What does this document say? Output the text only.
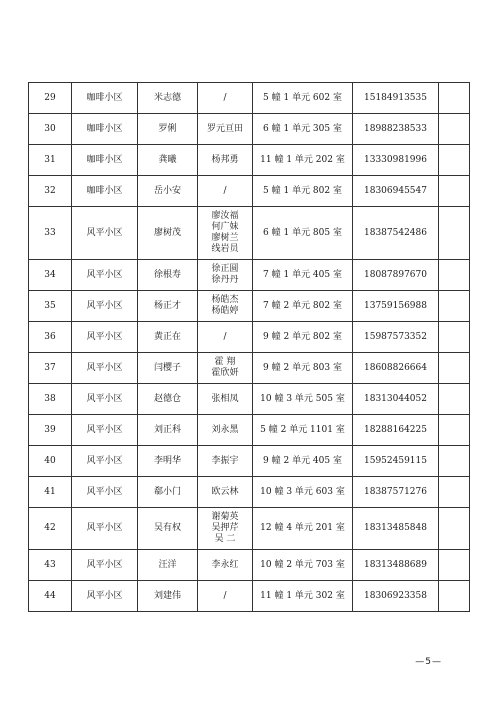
29	咖啡小区	米志德	/	5 幢 1 单元 602 室	15184913535	
30	咖啡小区	罗俐	罗元亘田	6 幢 1 单元 305 室	18988238533	
31	咖啡小区	龚曦	杨邦勇	11 幢 1 单元 202 室	13330981996	
32	咖啡小区	岳小安	/	5 幢 1 单元 802 室	18306945547	
33	风平小区	廖树茂	廖汝福
何广妹
廖树兰
线岩员	6 幢 1 单元 805 室	18387542486	
34	风平小区	徐根寿	徐正圆
徐丹丹	7 幢 1 单元 405 室	18087897670	
35	风平小区	杨正才	杨皓杰
杨皓婷	7 幢 2 单元 802 室	13759156988	
36	风平小区	黄正在	/	9 幢 2 单元 802 室	15987573352	
37	风平小区	闫樱子	霍 翔
霍欣妍	9 幢 2 单元 803 室	18608826664	
38	风平小区	赵德仓	张相凤	10 幢 3 单元 505 室	18313044052	
39	风平小区	刘正科	刘永黑	5 幢 2 单元 1101 室	18288164225	
40	风平小区	李明华	李振宇	9 幢 2 单元 405 室	15952459115	
41	风平小区	郗小门	欧云林	10 幢 3 单元 603 室	18387571276	
42	风平小区	吴有权	谢菊英
吴押芹
吴 二	12 幢 4 单元 201 室	18313485848	
43	风平小区	汪洋	李永红	10 幢 2 单元 703 室	18313488689	
44	风平小区	刘建伟	/	11 幢 1 单元 302 室	18306923358	
—5—
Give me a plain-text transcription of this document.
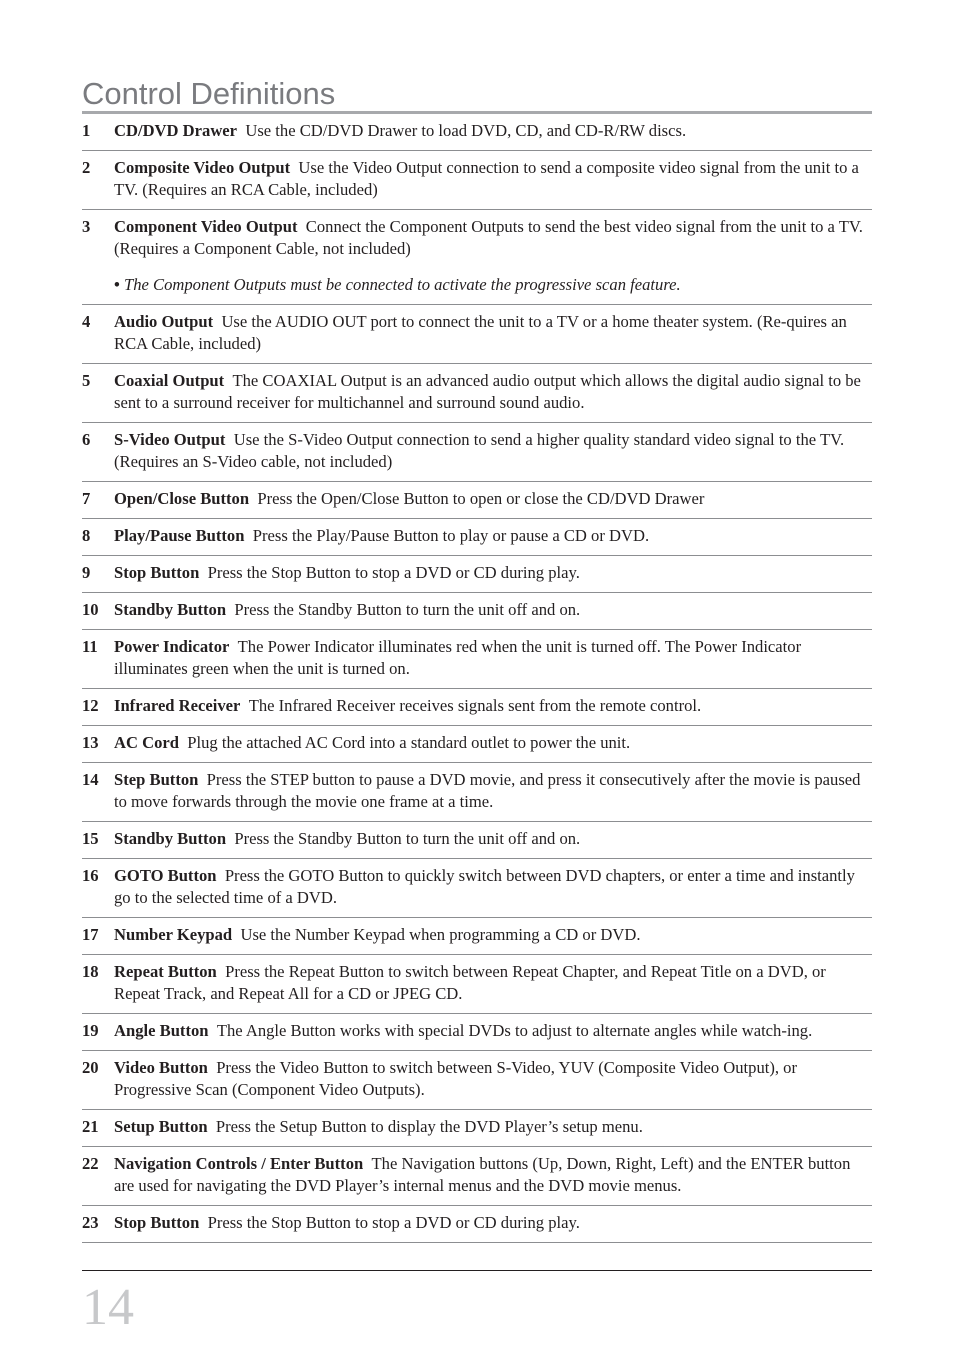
Control Definitions
1	CD/DVD Drawer Use the CD/DVD Drawer to load DVD, CD, and CD-R/RW discs.
2	Composite Video Output Use the Video Output connection to send a composite video signal from the unit to a TV. (Requires an RCA Cable, included)
3	Component Video Output Connect the Component Outputs to send the best video signal from the unit to a TV. (Requires a Component Cable, not included)
• The Component Outputs must be connected to activate the progressive scan feature.
4	Audio Output Use the AUDIO OUT port to connect the unit to a TV or a home theater system. (Re-quires an RCA Cable, included)
5	Coaxial Output The COAXIAL Output is an advanced audio output which allows the digital audio signal to be sent to a surround receiver for multichannel and surround sound audio.
6	S-Video Output Use the S-Video Output connection to send a higher quality standard video signal to the TV. (Requires an S-Video cable, not included)
7	Open/Close Button Press the Open/Close Button to open or close the CD/DVD Drawer
8	Play/Pause Button Press the Play/Pause Button to play or pause a CD or DVD.
9	Stop Button Press the Stop Button to stop a DVD or CD during play.
10 Standby Button Press the Standby Button to turn the unit off and on.
11 Power Indicator The Power Indicator illuminates red when the unit is turned off. The Power Indicator illuminates green when the unit is turned on.
12 Infrared Receiver The Infrared Receiver receives signals sent from the remote control.
13 AC Cord Plug the attached AC Cord into a standard outlet to power the unit.
14 Step Button Press the STEP button to pause a DVD movie, and press it consecutively after the movie is paused to move forwards through the movie one frame at a time.
15 Standby Button Press the Standby Button to turn the unit off and on.
16 GOTO Button Press the GOTO Button to quickly switch between DVD chapters, or enter a time and instantly go to the selected time of a DVD.
17 Number Keypad Use the Number Keypad when programming a CD or DVD.
18 Repeat Button Press the Repeat Button to switch between Repeat Chapter, and Repeat Title on a DVD, or Repeat Track, and Repeat All for a CD or JPEG CD.
19 Angle Button The Angle Button works with special DVDs to adjust to alternate angles while watch-ing.
20 Video Button Press the Video Button to switch between S-Video, YUV (Composite Video Output), or Progressive Scan (Component Video Outputs).
21 Setup Button Press the Setup Button to display the DVD Player’s setup menu.
22 Navigation Controls / Enter Button The Navigation buttons (Up, Down, Right, Left) and the ENTER button are used for navigating the DVD Player’s internal menus and the DVD movie menus.
23 Stop Button Press the Stop Button to stop a DVD or CD during play.
14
☆ ☆ ☆ ☆
THE TASK — Look through the entries above; copy each line where the string "Outputs" appears.

RESPONSE —
3	Component Video Output Connect the Component Outputs to send the best video signal from the unit to a TV. (Requires a Component Cable, not included)
• The Component Outputs must be connected to activate the progressive scan feature.
20 Video Button Press the Video Button to switch between S-Video, YUV (Composite Video Output), or Progressive Scan (Component Video Outputs).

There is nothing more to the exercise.